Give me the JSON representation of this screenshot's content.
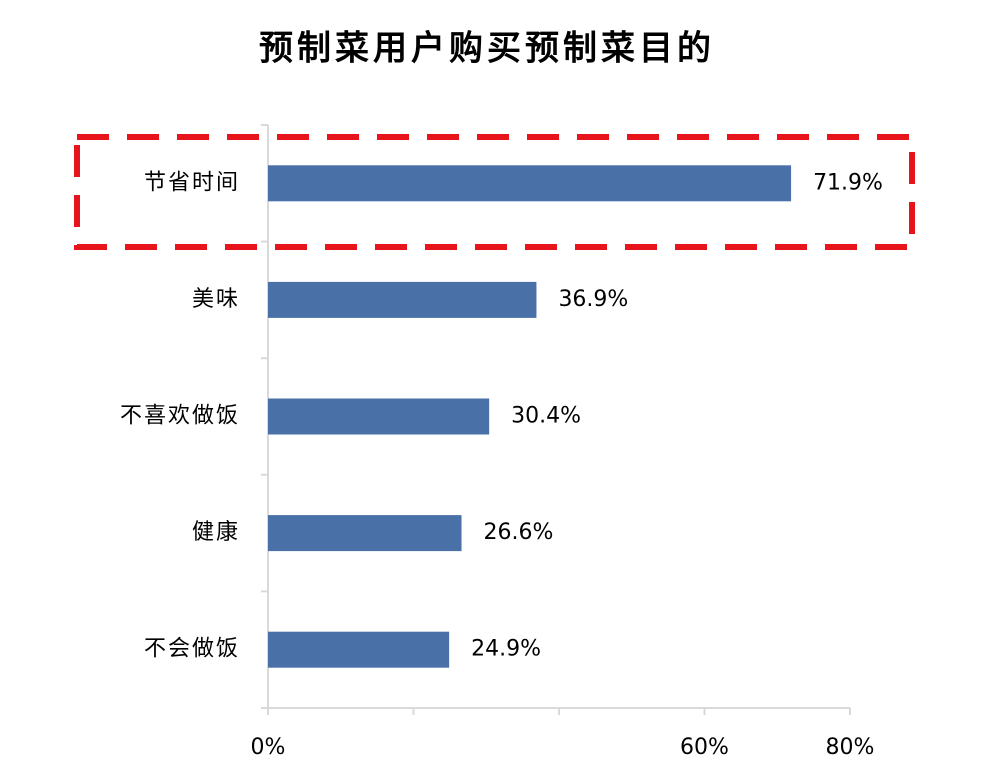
{
  "chart_data": {
    "type": "bar",
    "orientation": "horizontal",
    "title": "预制菜用户购买预制菜目的",
    "categories": [
      "节省时间",
      "美味",
      "不喜欢做饭",
      "健康",
      "不会做饭"
    ],
    "values": [
      71.9,
      36.9,
      30.4,
      26.6,
      24.9
    ],
    "value_labels": [
      "71.9%",
      "36.9%",
      "30.4%",
      "26.6%",
      "24.9%"
    ],
    "color": "#4a70a8",
    "xlim": [
      0,
      80
    ],
    "xticks": [
      {
        "value": 0,
        "label": "0%"
      },
      {
        "value": 20,
        "label": null
      },
      {
        "value": 40,
        "label": null
      },
      {
        "value": 60,
        "label": "60%"
      },
      {
        "value": 80,
        "label": "80%"
      }
    ],
    "grid": false
  }
}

━━━━━━━━━━━━━━━━━━━━

- **Stated goal**
Write out the full listing verbatim, excluding its pictures.

- **Written answer**
Give me the JSON representation of this screenshot's content.
{
  "chart_data": {
    "type": "bar",
    "orientation": "horizontal",
    "title": "预制菜用户购买预制菜目的",
    "categories": [
      "节省时间",
      "美味",
      "不喜欢做饭",
      "健康",
      "不会做饭"
    ],
    "values": [
      71.9,
      36.9,
      30.4,
      26.6,
      24.9
    ],
    "value_labels": [
      "71.9%",
      "36.9%",
      "30.4%",
      "26.6%",
      "24.9%"
    ],
    "color": "#4a70a8",
    "xlim": [
      0,
      80
    ],
    "xticks": [
      {
        "value": 0,
        "label": "0%"
      },
      {
        "value": 20,
        "label": null
      },
      {
        "value": 40,
        "label": null
      },
      {
        "value": 60,
        "label": "60%"
      },
      {
        "value": 80,
        "label": "80%"
      }
    ],
    "grid": false
  }
}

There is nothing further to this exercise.